## CHALLENGE A
Quote the passage of the Brainscape post that begins at the words "So where does" and ends after the words "that inner landscape...".
## CHALLENGE B
Summarize the Brainscape post in two sentences.
## CHALLENGE C
List every theory the Brainscape post names as a possible explanation for how all that information fits inside the head.

## SOURCE TEXT
Tuesday, January 29, 2008

Brainscape

You know what has always fascinated me? Well, not always, because its the sort of thing you have to grow to be able to even really think about. Not grow like age but grow like start taking the steps toward the direction of even becoming self aware enough to ask this sort of question. And I know that sounds pompous, like, 'oh, I'm far more evolved in thought than others', but think about it. Look around next time you're in public and tell me most of those people you see have the presence of mind to think about anything other than their basic, animal functions. The people reading these words will see what I mean and feel a kindship in what I say because most of them I know and I know they have the mental facility/mapping for this. But look at the everyday people on the street. So many of them are open books: Eat, Fuck, Phone, Work, Shop, Sleep, or something such as this. "WELL WHAT THE FUCK FASCINATES YOU ALREADY???" I can hear You saying.

My head.

Seriously, sit back and think. Not about anything in particular, just let your mind wander around for a while. Daydream. Contemplate. Whatever. Now think about work (not for too long), think about your school days, the bar last weekend, your lover's face, or Parent's sitting at the dinner table, think about as much stuff as you can. Then pull yourself out of it and become lucid of the N.O.W. again, and think about all those thoughts, what are they? Electrical impulses triggered by inner neural activity yada yada - they're like files in a Mac right (sorry PC users)? Well, look at your hard drive right now, how many MB of your total MB does what's on it use? There's the photos (those images of Ma and Pa at dinner), the song caught in your head (MP3), the conversational points you took away from a political sparing match at the pub last evening (Word file). All of these different types of information flicker across your screen as electrical impulses too, but they are also stored and accessible again and again (except perhaps the finer points of that discussion at the pub, if you were drinking more than you should have been). Stored and accessible and thus they take up room on that hard drive. HOW MUCH ROOM DO OUR THOUGHTS TAKE UP? WHERE ARE THEY STORED?

That's my point in a nutshell. I remember the first time I thought of it like this, and I mean really THOUGHT about it was on a drive to Dayton several years ago with Sara. She had taken the wheel and I think I was still in a quasi hypnogogic state after zoing out behind the wheel for an hour or two in the flat NOTHINGNESS of the Midwest (I love You Midwest) and I sat there in the passenger seat staring out the window thinking and then all of a sudden I was thinking about the space inside my head. There are YEARS and a multitude of physical locations and music and images and people and words and all this other shit, all collapsed down enough to fit inside my head. And if you're like me, when you go wandering through that stuff an enormous, amorphous landscape opens up and to catch yourself lost in thought is like standing on a precipice at the edge of some vast adn epic Savage land, rolling hills of information and feeling stretching out as far as the eye can see.

So where does all of it go? To think of it in possibly more abstract terms, how does all of that fit in this little round box equipped with all these other funky gizmos whose purpose is collecting MORE information ALL the time? What extra-dimensional theory would explain or map how all of these things fold and collapse into our physical form, and then open up for our perusal at a mere thought? 11 dimensional Supergravity? Brane theory? Superstring? I don't know, but thinking about it really revvs that inner landscape...

Monday, January 28, 2008

Magick crowd control...

## RECORDS PROVIDED

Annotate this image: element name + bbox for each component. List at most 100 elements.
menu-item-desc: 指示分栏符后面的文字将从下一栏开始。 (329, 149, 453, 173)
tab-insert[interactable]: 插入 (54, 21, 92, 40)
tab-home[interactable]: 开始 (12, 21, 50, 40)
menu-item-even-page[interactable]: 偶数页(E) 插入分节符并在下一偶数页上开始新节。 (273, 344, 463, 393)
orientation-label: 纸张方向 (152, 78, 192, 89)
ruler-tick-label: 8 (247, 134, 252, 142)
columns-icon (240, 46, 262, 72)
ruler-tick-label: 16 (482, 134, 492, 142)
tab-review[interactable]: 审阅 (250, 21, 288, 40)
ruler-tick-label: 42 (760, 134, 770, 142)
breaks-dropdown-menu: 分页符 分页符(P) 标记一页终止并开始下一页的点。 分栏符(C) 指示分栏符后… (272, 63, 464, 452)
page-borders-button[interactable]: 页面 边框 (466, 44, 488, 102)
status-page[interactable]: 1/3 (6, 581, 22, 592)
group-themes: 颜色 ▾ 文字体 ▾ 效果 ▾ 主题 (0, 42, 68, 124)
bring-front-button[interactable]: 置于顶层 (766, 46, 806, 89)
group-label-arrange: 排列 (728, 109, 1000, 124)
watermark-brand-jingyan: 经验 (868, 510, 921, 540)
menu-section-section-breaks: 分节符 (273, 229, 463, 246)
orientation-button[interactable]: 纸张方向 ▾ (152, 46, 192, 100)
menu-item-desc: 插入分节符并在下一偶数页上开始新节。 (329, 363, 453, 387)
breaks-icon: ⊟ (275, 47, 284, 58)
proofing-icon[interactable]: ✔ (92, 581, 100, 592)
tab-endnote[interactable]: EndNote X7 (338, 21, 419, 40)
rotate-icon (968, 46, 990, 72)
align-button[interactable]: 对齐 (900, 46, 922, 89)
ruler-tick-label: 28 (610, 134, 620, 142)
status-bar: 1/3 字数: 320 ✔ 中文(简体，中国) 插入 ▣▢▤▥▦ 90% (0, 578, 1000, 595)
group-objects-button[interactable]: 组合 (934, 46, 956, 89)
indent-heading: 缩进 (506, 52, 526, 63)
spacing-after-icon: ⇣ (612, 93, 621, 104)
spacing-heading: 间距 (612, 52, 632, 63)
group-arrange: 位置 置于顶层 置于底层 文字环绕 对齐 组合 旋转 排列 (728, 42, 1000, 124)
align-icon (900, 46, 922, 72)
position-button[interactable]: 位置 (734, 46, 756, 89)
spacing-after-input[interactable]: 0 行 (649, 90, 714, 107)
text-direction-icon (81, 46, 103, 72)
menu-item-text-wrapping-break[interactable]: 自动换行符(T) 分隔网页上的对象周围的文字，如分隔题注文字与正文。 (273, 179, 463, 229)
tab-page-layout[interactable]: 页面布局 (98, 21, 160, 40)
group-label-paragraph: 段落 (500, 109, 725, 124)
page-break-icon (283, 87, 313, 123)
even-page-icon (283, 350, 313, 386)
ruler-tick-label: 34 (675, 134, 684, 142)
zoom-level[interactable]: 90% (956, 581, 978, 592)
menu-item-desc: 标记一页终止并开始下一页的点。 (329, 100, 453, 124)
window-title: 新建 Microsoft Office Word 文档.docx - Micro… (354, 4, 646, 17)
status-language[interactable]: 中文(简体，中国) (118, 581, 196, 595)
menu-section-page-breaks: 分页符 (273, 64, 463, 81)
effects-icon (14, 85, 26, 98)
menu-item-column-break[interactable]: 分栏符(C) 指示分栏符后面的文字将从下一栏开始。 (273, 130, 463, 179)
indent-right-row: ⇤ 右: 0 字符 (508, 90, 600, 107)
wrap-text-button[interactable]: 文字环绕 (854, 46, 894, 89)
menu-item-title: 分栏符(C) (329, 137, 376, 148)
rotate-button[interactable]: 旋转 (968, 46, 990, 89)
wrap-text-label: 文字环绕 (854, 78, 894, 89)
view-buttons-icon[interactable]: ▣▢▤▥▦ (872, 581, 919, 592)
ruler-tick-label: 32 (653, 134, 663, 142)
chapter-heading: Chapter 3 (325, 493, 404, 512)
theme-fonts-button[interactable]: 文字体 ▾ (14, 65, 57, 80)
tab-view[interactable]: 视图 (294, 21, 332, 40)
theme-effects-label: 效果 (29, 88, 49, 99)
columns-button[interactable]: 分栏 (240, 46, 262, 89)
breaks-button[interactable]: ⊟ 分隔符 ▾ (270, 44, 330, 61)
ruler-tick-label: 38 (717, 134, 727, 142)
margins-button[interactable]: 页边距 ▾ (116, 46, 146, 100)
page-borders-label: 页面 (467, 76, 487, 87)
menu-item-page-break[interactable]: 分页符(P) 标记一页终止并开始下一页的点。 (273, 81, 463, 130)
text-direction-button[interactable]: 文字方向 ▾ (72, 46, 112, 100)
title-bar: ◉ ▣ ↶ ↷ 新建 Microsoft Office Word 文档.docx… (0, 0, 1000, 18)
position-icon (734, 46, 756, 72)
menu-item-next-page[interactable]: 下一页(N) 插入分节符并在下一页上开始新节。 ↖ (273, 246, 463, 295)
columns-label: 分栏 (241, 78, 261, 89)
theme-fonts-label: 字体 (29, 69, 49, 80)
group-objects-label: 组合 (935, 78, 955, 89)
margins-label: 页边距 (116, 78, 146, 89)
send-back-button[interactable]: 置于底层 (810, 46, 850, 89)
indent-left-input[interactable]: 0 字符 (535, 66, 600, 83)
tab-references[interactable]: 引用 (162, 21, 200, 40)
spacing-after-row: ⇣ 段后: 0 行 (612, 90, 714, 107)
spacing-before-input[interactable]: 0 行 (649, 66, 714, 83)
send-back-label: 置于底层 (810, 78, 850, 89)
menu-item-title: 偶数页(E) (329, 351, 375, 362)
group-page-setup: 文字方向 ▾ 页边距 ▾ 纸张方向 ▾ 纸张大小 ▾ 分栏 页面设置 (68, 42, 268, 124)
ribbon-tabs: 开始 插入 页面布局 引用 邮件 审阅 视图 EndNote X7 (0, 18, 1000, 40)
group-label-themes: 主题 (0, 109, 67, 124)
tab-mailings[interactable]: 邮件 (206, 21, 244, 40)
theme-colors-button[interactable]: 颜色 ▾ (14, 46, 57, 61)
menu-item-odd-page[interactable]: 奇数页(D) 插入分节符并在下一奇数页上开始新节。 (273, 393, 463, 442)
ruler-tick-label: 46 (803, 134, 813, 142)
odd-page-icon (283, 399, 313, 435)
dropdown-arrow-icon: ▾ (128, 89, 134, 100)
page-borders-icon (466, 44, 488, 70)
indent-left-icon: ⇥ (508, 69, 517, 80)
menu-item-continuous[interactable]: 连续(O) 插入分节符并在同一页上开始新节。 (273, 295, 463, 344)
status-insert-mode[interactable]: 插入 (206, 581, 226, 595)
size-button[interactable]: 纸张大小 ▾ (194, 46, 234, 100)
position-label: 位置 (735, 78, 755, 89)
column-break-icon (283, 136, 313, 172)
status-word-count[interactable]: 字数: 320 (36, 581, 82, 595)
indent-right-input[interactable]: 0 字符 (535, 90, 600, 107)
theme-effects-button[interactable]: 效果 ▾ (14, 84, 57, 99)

## TASK RESULT A
So where does all of it go? To think of it in possibly more abstract terms, how does all of that fit in this little round box equipped with all these other funky gizmos whose purpose is collecting MORE information ALL the time? What extra-dimensional theory would explain or map how all of these things fold and collapse into our physical form, and then open up for our perusal at a mere thought? 11 dimensional Supergravity? Brane theory? Superstring? I don't know, but thinking about it really revvs that inner landscape...

## TASK RESULT B
The writer is fascinated by how much room thoughts and memories take up and where they are stored, and compares them to files on a computer hard drive. This way of thinking about it first took hold on a drive to Dayton, when the writer pictured years of places, music, images, people and words collapsed enough to fit inside a head, and the post ends by asking which extra-dimensional theory might explain it.

## TASK RESULT C
- 11 dimensional Supergravity
- Brane theory
- Superstring